/---

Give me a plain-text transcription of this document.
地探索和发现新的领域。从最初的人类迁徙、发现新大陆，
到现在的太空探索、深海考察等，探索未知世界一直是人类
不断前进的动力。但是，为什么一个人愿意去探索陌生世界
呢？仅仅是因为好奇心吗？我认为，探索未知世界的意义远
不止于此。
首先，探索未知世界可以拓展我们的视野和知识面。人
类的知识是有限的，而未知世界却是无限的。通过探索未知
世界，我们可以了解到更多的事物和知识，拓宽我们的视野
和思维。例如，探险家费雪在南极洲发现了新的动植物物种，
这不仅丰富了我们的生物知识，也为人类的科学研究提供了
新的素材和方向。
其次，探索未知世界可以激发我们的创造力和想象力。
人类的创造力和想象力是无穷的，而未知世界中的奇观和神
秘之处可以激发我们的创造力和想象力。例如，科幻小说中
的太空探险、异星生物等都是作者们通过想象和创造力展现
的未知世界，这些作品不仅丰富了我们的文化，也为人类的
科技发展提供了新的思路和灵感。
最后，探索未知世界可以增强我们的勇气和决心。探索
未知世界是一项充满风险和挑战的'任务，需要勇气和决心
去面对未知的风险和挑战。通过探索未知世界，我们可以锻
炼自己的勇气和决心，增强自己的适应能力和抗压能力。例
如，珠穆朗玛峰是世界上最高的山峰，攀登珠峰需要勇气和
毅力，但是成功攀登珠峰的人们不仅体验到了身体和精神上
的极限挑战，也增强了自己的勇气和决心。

\---

Problem to solve -
Nothing in the data may differ; print all of it exactly as written.

Result of this task -
Give me a plain-text transcription of this document.
地探索和发现新的领域。从最初的人类迁徙、发现新大陆，
到现在的太空探索、深海考察等，探索未知世界一直是人类
不断前进的动力。但是，为什么一个人愿意去探索陌生世界
呢？仅仅是因为好奇心吗？我认为，探索未知世界的意义远
不止于此。
首先，探索未知世界可以拓展我们的视野和知识面。人
类的知识是有限的，而未知世界却是无限的。通过探索未知
世界，我们可以了解到更多的事物和知识，拓宽我们的视野
和思维。例如，探险家费雪在南极洲发现了新的动植物物种，
这不仅丰富了我们的生物知识，也为人类的科学研究提供了
新的素材和方向。
其次，探索未知世界可以激发我们的创造力和想象力。
人类的创造力和想象力是无穷的，而未知世界中的奇观和神
秘之处可以激发我们的创造力和想象力。例如，科幻小说中
的太空探险、异星生物等都是作者们通过想象和创造力展现
的未知世界，这些作品不仅丰富了我们的文化，也为人类的
科技发展提供了新的思路和灵感。
最后，探索未知世界可以增强我们的勇气和决心。探索
未知世界是一项充满风险和挑战的'任务，需要勇气和决心
去面对未知的风险和挑战。通过探索未知世界，我们可以锻
炼自己的勇气和决心，增强自己的适应能力和抗压能力。例
如，珠穆朗玛峰是世界上最高的山峰，攀登珠峰需要勇气和
毅力，但是成功攀登珠峰的人们不仅体验到了身体和精神上
的极限挑战，也增强了自己的勇气和决心。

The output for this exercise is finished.